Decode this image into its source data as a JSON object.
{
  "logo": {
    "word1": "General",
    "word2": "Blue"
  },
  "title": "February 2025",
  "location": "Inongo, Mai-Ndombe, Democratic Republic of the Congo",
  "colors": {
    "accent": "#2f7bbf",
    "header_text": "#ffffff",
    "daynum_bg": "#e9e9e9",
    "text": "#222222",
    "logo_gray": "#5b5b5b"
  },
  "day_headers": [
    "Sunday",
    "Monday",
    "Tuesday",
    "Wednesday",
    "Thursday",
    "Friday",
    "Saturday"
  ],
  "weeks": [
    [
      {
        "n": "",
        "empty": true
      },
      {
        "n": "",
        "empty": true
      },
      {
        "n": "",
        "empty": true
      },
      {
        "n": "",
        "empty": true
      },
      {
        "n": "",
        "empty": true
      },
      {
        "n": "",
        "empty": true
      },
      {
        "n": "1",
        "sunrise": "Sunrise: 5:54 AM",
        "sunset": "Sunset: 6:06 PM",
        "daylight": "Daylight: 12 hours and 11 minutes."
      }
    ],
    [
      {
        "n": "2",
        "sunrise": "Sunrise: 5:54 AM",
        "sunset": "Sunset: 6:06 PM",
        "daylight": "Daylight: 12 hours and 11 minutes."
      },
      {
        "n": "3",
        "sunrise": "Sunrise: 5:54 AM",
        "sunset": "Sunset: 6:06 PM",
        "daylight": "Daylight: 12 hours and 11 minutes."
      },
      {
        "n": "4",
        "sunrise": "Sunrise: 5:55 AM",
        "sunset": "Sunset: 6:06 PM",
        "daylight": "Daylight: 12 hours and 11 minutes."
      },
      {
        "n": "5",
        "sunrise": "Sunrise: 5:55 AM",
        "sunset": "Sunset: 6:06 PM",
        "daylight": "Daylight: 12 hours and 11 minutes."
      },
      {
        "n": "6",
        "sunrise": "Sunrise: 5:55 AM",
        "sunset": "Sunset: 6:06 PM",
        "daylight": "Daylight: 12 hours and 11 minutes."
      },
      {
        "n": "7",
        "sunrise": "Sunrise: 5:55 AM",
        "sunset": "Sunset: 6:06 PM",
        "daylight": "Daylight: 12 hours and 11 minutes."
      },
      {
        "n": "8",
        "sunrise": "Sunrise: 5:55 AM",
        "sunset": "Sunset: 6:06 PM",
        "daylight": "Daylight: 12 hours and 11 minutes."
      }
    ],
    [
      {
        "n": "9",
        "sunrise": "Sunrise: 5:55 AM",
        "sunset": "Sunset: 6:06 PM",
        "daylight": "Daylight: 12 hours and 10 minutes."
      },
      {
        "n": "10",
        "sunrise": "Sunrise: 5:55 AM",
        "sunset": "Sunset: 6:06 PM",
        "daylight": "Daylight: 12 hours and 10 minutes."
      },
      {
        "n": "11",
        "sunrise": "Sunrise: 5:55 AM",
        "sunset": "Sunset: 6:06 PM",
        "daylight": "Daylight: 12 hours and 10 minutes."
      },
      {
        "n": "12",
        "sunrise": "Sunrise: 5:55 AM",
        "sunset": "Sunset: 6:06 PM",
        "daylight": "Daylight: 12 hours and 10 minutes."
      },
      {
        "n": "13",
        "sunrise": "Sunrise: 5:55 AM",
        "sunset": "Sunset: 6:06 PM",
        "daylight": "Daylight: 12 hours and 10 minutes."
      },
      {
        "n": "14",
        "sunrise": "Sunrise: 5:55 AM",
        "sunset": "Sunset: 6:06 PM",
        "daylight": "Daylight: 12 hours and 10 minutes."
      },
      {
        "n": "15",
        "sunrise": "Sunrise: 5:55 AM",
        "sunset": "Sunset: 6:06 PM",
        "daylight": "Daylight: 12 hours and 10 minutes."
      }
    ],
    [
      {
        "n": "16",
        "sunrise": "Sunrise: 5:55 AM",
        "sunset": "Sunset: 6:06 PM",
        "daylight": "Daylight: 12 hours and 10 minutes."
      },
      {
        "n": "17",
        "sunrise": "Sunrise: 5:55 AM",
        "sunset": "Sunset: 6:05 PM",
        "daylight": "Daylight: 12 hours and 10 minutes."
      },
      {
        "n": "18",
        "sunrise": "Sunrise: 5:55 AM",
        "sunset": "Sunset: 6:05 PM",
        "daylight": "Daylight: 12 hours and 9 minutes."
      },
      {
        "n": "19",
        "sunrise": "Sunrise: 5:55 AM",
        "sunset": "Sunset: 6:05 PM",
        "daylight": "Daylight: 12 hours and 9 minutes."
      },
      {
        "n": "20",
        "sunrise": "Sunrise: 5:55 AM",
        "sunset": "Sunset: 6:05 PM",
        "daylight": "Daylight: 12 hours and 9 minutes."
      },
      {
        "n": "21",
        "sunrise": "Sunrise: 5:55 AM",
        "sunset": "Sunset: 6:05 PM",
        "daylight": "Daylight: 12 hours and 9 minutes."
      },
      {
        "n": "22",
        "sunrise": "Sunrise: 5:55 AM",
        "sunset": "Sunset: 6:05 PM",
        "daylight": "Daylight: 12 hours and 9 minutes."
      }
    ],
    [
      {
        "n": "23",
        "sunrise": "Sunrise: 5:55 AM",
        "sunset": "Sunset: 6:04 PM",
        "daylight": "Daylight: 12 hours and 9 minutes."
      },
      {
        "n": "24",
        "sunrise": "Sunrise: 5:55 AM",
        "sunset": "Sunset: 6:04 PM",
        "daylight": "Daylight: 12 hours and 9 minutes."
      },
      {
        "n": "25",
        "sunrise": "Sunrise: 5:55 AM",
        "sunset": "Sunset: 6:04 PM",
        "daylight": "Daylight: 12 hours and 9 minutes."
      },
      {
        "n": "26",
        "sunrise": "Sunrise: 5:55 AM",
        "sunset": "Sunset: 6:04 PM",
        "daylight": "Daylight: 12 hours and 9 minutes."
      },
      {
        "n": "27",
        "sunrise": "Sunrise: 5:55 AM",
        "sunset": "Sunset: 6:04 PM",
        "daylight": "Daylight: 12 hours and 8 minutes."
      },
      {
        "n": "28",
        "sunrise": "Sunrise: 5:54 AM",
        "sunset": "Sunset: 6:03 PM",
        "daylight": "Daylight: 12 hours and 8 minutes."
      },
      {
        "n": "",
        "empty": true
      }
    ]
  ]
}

* * *

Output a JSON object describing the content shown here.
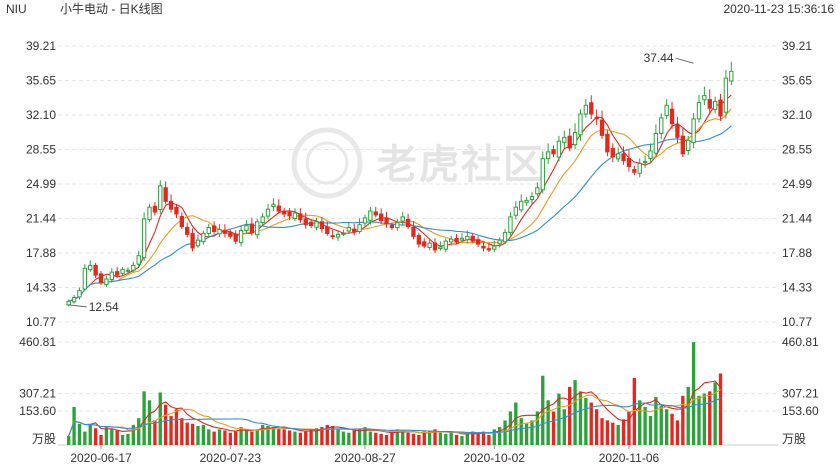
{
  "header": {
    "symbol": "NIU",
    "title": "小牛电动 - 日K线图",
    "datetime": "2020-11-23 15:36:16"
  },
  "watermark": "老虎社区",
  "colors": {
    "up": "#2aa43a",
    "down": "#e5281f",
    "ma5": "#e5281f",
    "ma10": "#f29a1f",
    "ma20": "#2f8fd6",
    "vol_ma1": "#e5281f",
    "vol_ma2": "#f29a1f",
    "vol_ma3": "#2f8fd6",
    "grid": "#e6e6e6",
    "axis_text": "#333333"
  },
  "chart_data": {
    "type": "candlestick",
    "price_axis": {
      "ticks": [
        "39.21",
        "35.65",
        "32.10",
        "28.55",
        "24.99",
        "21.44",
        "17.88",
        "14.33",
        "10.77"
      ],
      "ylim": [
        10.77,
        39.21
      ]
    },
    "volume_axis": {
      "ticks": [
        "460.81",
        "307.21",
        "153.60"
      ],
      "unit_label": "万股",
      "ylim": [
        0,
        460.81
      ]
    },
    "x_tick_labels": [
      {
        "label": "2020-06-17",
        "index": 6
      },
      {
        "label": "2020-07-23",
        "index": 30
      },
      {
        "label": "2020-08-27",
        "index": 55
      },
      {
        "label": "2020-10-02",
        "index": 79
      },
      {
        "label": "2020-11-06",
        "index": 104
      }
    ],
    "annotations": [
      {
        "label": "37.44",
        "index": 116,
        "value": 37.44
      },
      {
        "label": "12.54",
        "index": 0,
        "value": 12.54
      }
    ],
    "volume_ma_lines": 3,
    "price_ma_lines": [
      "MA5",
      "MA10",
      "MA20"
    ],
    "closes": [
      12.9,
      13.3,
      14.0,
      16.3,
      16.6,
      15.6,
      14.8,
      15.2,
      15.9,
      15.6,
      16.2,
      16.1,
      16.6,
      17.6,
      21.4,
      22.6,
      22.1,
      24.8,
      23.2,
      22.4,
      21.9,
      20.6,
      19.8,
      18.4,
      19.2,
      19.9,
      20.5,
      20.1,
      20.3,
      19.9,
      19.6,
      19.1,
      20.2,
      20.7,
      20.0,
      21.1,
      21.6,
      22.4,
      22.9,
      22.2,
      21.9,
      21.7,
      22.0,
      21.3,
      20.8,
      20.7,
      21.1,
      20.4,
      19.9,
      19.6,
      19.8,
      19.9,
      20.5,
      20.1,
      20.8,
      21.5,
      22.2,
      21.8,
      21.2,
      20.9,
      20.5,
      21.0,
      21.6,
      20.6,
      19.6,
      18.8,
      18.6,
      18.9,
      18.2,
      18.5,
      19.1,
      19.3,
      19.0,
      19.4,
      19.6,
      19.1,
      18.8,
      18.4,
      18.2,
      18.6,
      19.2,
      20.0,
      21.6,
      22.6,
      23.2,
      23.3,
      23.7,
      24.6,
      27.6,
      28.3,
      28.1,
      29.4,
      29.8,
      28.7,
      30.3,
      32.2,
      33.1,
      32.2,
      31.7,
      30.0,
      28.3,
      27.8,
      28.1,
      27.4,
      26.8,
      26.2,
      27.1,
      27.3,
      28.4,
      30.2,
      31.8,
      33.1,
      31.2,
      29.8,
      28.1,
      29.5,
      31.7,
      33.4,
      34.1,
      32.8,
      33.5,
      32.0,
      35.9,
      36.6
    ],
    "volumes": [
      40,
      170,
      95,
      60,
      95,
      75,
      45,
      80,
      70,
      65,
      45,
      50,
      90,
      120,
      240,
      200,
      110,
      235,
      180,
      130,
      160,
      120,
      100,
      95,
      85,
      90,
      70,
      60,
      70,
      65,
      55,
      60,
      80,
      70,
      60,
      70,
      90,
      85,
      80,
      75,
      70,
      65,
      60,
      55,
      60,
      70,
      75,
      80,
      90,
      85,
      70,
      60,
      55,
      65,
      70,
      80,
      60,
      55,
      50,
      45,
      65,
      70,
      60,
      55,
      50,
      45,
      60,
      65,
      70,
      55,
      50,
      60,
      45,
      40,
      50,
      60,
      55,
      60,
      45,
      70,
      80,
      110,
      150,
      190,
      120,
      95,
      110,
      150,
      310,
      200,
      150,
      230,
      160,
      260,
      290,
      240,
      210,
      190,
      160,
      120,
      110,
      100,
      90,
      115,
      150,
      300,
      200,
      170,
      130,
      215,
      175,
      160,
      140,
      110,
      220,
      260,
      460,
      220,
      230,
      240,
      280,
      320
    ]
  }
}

---

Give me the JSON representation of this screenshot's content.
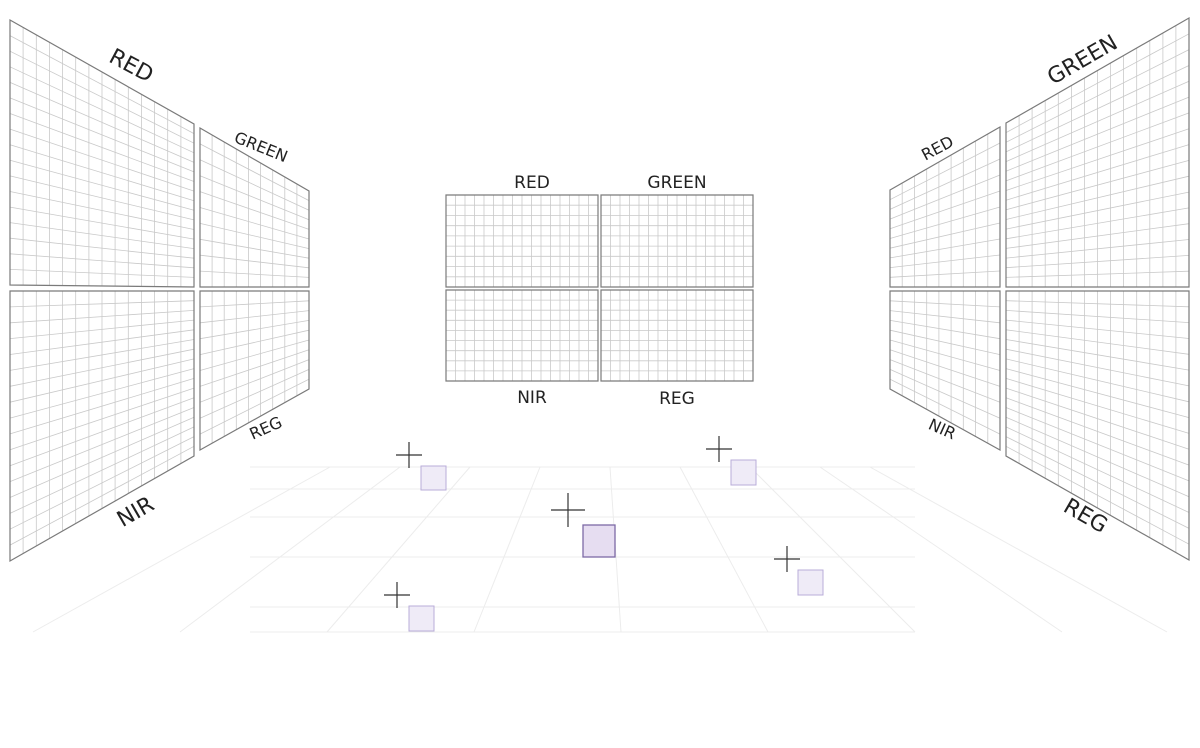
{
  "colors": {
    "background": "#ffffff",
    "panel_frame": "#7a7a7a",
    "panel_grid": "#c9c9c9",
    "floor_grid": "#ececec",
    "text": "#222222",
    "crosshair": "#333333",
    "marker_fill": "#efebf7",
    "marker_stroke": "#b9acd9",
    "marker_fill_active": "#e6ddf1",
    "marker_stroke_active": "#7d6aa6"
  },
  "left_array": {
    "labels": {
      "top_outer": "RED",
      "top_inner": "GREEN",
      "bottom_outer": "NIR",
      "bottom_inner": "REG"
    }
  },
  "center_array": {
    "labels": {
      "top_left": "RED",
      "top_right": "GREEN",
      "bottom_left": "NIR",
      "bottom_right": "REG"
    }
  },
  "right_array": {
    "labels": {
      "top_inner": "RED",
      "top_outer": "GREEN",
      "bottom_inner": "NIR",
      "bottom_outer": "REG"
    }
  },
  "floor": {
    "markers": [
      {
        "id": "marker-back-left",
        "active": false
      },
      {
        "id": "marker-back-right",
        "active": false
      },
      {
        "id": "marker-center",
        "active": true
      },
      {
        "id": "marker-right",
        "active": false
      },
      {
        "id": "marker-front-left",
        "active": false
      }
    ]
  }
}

**Your objective**
Find the string "JSON" in the records, then copy each line where it occurs.

**Reply**
Decode this image into its source data as a JSON object.
Output a JSON object describing the content shown here.
Give me the JSON representation of this screenshot's content.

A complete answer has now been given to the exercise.